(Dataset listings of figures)
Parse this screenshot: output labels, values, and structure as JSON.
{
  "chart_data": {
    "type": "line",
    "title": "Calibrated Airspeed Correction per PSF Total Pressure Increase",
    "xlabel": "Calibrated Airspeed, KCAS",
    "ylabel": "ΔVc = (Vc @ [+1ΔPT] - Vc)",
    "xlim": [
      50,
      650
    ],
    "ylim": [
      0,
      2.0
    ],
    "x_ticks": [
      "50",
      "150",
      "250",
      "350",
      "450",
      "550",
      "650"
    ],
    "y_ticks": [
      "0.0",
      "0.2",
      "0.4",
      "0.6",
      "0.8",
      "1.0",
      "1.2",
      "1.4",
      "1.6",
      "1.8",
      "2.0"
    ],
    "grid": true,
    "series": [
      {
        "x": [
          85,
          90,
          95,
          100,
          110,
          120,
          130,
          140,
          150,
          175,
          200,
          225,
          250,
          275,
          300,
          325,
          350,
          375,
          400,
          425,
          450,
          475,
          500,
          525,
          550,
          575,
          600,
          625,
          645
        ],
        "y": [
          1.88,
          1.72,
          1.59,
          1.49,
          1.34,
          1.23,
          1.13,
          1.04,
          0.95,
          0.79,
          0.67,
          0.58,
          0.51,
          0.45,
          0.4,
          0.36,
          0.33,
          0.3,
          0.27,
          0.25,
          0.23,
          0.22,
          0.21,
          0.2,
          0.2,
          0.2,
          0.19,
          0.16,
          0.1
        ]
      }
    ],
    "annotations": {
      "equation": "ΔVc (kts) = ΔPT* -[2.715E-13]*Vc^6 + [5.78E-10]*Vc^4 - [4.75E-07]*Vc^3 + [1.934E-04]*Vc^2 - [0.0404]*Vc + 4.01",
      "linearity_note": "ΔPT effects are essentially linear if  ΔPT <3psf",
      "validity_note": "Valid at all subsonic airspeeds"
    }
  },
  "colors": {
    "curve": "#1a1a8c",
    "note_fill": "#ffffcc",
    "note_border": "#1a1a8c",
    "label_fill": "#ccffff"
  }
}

WHAT THE EXERCISE ASKS :: Using the listing above, list every line in which the string "Calibrated" occurs.

THE SOLUTION ::
    "title": "Calibrated Airspeed Correction per PSF Total Pressure Increase",
    "xlabel": "Calibrated Airspeed, KCAS",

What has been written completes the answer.